[Data listing]
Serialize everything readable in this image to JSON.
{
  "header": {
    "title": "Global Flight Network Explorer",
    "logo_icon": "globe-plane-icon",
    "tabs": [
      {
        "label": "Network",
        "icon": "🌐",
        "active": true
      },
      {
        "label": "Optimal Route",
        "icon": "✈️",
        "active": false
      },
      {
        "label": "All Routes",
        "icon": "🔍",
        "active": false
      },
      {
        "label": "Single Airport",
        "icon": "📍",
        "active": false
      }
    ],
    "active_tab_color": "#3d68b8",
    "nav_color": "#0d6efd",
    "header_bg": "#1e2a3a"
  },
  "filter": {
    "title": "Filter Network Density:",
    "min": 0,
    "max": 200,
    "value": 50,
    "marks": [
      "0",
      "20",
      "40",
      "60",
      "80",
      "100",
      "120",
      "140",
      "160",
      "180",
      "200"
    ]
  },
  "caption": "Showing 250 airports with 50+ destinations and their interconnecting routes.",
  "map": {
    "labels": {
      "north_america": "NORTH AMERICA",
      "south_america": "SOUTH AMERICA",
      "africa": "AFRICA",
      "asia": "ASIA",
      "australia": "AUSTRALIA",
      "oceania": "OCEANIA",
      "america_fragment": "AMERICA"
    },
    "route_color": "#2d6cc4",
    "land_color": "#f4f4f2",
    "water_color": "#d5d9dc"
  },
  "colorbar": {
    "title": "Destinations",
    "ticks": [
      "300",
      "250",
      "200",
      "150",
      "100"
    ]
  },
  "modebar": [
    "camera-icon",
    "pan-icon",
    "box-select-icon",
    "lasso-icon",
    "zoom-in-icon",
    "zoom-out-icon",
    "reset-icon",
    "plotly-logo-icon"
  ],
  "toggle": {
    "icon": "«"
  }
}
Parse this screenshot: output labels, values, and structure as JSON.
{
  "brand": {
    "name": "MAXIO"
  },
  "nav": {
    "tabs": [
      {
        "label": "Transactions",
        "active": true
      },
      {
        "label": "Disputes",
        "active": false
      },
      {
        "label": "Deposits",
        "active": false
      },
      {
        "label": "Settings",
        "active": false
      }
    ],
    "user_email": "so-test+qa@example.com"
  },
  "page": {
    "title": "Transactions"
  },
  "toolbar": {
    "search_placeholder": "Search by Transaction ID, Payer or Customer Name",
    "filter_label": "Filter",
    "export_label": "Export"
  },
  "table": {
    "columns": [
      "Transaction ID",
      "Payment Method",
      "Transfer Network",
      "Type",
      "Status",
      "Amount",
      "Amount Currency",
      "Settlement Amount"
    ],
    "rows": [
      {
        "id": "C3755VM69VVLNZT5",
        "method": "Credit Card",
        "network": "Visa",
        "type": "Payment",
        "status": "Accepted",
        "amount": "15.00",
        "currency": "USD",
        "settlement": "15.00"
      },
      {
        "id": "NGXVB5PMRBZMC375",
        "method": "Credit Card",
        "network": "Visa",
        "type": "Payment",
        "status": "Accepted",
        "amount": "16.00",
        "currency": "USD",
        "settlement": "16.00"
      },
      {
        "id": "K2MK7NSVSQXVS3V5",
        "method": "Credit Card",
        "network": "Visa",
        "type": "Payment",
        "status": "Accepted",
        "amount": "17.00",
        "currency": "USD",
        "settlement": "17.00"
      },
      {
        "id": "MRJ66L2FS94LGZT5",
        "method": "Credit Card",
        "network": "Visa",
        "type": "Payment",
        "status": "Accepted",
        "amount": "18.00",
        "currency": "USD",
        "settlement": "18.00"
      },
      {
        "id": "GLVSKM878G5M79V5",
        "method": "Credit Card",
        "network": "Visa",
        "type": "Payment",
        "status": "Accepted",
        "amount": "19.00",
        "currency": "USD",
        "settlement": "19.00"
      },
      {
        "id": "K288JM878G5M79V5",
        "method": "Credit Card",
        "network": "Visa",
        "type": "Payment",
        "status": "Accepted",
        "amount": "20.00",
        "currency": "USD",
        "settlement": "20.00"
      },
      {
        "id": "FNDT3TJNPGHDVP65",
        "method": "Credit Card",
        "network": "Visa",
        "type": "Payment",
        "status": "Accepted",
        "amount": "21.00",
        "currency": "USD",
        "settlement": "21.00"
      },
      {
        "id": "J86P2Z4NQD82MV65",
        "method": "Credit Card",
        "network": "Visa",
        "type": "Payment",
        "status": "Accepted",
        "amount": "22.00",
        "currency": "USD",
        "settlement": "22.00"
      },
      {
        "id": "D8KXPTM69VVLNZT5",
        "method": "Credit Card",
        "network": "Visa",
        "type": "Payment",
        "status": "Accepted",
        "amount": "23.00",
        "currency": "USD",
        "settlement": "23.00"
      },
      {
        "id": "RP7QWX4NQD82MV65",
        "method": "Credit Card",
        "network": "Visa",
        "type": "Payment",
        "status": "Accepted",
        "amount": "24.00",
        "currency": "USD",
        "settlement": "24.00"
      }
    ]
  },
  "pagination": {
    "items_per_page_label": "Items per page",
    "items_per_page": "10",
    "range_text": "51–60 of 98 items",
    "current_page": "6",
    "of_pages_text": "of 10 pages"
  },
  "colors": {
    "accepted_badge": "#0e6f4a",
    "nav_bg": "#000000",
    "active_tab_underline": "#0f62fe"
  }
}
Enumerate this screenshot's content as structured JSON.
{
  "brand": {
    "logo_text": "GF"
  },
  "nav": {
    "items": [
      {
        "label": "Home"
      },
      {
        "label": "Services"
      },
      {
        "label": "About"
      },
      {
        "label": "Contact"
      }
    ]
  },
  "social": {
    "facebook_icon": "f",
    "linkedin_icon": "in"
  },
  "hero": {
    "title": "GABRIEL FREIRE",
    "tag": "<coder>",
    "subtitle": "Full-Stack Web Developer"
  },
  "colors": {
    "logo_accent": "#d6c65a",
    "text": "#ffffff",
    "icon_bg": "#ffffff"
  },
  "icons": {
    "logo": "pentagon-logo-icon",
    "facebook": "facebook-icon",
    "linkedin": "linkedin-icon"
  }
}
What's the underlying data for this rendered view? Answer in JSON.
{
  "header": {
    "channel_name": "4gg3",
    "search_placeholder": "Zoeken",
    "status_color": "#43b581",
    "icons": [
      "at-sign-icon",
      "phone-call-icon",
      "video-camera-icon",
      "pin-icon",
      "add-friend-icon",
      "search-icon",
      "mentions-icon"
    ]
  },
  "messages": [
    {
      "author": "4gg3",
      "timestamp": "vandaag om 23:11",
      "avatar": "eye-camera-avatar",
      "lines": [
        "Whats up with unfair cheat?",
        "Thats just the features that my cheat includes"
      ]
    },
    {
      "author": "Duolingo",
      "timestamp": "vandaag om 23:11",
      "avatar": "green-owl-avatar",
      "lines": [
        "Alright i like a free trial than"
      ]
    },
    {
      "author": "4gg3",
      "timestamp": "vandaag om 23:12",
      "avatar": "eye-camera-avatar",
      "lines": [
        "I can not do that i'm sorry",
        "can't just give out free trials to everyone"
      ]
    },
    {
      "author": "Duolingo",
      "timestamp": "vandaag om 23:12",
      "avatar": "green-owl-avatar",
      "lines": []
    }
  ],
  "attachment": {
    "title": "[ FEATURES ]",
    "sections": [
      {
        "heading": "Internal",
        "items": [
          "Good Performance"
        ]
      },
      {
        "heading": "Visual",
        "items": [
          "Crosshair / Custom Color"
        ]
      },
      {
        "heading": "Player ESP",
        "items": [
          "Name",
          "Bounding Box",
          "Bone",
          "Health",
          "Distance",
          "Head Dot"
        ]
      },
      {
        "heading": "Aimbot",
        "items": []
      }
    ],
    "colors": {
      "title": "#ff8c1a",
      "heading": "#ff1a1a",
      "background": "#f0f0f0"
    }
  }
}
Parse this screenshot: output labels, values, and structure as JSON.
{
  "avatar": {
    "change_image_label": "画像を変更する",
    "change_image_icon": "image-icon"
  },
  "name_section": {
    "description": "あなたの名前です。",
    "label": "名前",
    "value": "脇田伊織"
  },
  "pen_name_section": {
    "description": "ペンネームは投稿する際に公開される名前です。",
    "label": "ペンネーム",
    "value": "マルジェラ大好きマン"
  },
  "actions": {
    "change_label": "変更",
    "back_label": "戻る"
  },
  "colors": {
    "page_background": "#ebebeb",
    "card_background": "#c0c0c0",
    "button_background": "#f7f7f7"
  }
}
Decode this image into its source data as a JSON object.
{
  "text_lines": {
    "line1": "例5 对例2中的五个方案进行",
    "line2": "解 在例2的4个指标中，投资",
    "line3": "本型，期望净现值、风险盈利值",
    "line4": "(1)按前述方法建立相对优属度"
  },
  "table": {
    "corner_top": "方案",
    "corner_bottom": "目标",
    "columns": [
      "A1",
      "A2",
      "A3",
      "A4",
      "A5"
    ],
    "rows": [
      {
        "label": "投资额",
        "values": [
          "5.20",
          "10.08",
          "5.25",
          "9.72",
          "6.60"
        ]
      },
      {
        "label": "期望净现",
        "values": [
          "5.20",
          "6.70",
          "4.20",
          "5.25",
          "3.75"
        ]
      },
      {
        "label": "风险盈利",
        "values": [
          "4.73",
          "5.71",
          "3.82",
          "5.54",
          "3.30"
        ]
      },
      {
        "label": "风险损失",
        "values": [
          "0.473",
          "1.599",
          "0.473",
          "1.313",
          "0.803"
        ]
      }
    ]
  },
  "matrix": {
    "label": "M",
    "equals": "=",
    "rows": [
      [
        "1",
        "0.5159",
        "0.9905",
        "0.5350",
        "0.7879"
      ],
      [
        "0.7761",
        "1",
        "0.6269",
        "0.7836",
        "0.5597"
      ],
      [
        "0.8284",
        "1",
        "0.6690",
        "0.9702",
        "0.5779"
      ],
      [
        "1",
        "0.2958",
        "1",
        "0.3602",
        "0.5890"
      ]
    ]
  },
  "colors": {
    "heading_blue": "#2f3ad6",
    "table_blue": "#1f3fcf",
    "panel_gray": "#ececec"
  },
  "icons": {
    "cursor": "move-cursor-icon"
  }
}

> **SHORT EXERCISE**:
Return all the lines that contain the string "just".

> **EXERCISE OUTPUT**:
        "Thats just the features that my cheat includes"
        "can't just give out free trials to everyone"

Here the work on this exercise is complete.